• WHAT NEEDS TO BE DONE: Nothing in the records may be left out or altered; reproduce them all exactly.

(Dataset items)
================================

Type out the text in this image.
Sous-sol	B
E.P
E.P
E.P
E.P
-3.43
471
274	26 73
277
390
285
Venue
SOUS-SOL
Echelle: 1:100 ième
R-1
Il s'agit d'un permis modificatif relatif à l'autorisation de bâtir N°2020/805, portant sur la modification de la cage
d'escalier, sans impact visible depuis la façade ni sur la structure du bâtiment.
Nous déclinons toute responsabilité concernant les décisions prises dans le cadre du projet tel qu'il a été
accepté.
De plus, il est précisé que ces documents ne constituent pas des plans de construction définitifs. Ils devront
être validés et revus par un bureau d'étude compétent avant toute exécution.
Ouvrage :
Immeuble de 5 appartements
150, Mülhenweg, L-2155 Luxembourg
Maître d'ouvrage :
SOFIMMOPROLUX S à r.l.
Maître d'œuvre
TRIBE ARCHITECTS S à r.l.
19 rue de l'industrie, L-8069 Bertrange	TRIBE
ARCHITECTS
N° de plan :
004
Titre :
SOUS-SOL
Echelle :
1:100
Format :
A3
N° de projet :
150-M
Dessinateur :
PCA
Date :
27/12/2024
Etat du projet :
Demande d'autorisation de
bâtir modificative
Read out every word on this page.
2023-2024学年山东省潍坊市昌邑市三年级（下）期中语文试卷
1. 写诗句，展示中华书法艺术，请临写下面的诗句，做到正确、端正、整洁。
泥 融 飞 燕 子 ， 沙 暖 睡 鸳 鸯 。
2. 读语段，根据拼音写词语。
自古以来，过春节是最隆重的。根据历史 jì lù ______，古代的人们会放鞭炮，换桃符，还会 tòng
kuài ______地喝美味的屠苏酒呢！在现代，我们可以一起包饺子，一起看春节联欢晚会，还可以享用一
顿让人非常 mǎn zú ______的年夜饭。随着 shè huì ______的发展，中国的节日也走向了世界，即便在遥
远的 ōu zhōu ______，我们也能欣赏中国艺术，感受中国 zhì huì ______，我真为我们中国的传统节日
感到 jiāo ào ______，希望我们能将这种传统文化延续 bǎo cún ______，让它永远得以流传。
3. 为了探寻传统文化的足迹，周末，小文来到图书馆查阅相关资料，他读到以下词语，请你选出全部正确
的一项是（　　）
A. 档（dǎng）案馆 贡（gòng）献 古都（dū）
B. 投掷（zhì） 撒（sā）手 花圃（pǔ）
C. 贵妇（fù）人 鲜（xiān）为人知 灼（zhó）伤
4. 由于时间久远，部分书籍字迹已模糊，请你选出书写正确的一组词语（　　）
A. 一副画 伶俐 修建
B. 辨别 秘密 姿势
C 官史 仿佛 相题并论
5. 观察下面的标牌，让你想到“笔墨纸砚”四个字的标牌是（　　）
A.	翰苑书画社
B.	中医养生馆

================================

• SOLUTION BELOW:
Type out the text in this image.
Sous-sol	B
E.P
E.P
E.P
E.P
-3.43
471
274	26 73
277
390
285
Venue
SOUS-SOL
Echelle: 1:100 ième
R-1
Il s'agit d'un permis modificatif relatif à l'autorisation de bâtir N°2020/805, portant sur la modification de la cage
d'escalier, sans impact visible depuis la façade ni sur la structure du bâtiment.
Nous déclinons toute responsabilité concernant les décisions prises dans le cadre du projet tel qu'il a été
accepté.
De plus, il est précisé que ces documents ne constituent pas des plans de construction définitifs. Ils devront
être validés et revus par un bureau d'étude compétent avant toute exécution.
Ouvrage :
Immeuble de 5 appartements
150, Mülhenweg, L-2155 Luxembourg
Maître d'ouvrage :
SOFIMMOPROLUX S à r.l.
Maître d'œuvre
TRIBE ARCHITECTS S à r.l.
19 rue de l'industrie, L-8069 Bertrange	TRIBE
ARCHITECTS
N° de plan :
004
Titre :
SOUS-SOL
Echelle :
1:100
Format :
A3
N° de projet :
150-M
Dessinateur :
PCA
Date :
27/12/2024
Etat du projet :
Demande d'autorisation de
bâtir modificative
Read out every word on this page.
2023-2024学年山东省潍坊市昌邑市三年级（下）期中语文试卷
1. 写诗句，展示中华书法艺术，请临写下面的诗句，做到正确、端正、整洁。
泥 融 飞 燕 子 ， 沙 暖 睡 鸳 鸯 。
2. 读语段，根据拼音写词语。
自古以来，过春节是最隆重的。根据历史 jì lù ______，古代的人们会放鞭炮，换桃符，还会 tòng
kuài ______地喝美味的屠苏酒呢！在现代，我们可以一起包饺子，一起看春节联欢晚会，还可以享用一
顿让人非常 mǎn zú ______的年夜饭。随着 shè huì ______的发展，中国的节日也走向了世界，即便在遥
远的 ōu zhōu ______，我们也能欣赏中国艺术，感受中国 zhì huì ______，我真为我们中国的传统节日
感到 jiāo ào ______，希望我们能将这种传统文化延续 bǎo cún ______，让它永远得以流传。
3. 为了探寻传统文化的足迹，周末，小文来到图书馆查阅相关资料，他读到以下词语，请你选出全部正确
的一项是（　　）
A. 档（dǎng）案馆 贡（gòng）献 古都（dū）
B. 投掷（zhì） 撒（sā）手 花圃（pǔ）
C. 贵妇（fù）人 鲜（xiān）为人知 灼（zhó）伤
4. 由于时间久远，部分书籍字迹已模糊，请你选出书写正确的一组词语（　　）
A. 一副画 伶俐 修建
B. 辨别 秘密 姿势
C 官史 仿佛 相题并论
5. 观察下面的标牌，让你想到“笔墨纸砚”四个字的标牌是（　　）
A.	翰苑书画社
B.	中医养生馆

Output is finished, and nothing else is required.